## DIRECTIONS
Update the listing from its first line through the line containing "chart-title-line1: United States", inclusive, replacing each "interactable" with "clickable" and leaving everything else unchanged. Return only those lines.

## Stored items from a collection
◆ ◆ ◆ ◆ ◆ ◆ ◆

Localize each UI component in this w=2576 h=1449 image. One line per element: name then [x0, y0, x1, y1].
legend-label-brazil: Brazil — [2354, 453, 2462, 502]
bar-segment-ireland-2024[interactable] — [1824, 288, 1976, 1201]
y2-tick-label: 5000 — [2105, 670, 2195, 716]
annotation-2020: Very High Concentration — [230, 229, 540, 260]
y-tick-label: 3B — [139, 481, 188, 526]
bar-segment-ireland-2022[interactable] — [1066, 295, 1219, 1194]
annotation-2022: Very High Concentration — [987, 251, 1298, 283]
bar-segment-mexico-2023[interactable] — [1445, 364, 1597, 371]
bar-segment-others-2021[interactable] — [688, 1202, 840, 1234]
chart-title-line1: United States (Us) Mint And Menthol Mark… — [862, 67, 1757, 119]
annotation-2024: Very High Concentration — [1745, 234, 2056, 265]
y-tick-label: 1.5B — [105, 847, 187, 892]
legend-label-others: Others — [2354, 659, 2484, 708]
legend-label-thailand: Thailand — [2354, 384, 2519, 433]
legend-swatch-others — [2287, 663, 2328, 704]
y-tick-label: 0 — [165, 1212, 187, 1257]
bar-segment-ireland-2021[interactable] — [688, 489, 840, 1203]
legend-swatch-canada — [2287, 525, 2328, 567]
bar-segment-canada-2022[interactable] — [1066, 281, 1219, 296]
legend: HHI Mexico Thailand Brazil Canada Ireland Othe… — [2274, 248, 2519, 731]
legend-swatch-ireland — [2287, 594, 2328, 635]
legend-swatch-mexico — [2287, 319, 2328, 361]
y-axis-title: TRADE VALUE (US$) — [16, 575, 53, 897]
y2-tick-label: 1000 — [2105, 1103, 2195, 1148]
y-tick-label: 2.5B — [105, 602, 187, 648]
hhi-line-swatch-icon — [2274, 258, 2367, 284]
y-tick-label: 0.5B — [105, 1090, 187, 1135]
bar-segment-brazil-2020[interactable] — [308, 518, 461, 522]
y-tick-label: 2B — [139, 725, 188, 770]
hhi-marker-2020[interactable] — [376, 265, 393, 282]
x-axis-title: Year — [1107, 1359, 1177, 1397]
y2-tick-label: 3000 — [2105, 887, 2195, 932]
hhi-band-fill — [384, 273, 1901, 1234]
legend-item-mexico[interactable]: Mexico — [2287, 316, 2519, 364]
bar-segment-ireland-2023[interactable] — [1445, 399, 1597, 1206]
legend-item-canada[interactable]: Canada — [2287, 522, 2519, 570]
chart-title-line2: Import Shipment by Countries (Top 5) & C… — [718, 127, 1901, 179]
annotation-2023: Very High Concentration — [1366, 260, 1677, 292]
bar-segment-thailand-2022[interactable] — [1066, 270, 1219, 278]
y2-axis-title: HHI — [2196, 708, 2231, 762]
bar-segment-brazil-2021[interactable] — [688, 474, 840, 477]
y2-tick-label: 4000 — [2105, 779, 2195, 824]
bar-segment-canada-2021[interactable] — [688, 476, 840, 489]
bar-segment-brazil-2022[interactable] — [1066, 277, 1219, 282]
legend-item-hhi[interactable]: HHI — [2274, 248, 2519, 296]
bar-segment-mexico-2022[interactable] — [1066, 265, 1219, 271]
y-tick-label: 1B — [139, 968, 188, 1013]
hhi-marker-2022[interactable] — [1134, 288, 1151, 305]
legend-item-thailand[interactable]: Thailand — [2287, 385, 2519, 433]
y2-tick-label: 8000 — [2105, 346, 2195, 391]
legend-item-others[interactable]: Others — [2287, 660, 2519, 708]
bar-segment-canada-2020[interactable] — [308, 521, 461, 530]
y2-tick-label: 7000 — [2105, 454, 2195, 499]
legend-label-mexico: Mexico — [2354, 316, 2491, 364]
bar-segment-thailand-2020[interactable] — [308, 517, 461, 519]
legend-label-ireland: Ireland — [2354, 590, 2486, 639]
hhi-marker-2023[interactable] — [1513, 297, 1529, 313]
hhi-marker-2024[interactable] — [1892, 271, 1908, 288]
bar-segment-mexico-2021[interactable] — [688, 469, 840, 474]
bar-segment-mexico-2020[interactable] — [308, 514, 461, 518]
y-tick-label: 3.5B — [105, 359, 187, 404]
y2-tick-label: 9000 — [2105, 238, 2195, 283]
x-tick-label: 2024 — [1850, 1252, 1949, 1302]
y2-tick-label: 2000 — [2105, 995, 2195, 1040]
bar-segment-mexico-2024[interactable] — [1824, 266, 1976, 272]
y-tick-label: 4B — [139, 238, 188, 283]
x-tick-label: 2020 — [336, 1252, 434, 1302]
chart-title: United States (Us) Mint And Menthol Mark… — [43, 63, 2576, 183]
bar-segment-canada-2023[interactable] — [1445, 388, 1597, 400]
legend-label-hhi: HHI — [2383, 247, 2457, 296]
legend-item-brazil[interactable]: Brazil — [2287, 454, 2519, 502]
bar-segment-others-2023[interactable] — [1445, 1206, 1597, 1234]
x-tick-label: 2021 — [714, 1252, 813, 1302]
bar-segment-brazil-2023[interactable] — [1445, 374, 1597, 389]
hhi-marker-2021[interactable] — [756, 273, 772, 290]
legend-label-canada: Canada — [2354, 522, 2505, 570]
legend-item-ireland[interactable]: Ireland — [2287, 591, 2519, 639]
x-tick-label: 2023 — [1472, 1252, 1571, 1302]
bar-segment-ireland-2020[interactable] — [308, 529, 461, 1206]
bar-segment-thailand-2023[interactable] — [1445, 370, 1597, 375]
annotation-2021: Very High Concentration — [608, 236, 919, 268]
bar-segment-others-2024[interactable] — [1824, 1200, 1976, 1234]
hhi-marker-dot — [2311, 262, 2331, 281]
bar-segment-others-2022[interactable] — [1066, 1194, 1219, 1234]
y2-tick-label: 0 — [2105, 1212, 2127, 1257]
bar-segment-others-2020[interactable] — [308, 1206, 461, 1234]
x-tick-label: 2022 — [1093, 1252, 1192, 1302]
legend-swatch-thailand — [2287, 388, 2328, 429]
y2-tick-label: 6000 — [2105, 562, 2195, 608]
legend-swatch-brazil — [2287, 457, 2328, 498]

◆ ◆ ◆ ◆ ◆ ◆ ◆

## SOLUTION
Localize each UI component in this w=2576 h=1449 image. One line per element: name then [x0, y0, x1, y1].
legend-label-brazil: Brazil — [2354, 453, 2462, 502]
bar-segment-ireland-2024[clickable] — [1824, 288, 1976, 1201]
y2-tick-label: 5000 — [2105, 670, 2195, 716]
annotation-2020: Very High Concentration — [230, 229, 540, 260]
y-tick-label: 3B — [139, 481, 188, 526]
bar-segment-ireland-2022[clickable] — [1066, 295, 1219, 1194]
annotation-2022: Very High Concentration — [987, 251, 1298, 283]
bar-segment-mexico-2023[clickable] — [1445, 364, 1597, 371]
bar-segment-others-2021[clickable] — [688, 1202, 840, 1234]
chart-title-line1: United States (Us) Mint And Menthol Mark… — [862, 67, 1757, 119]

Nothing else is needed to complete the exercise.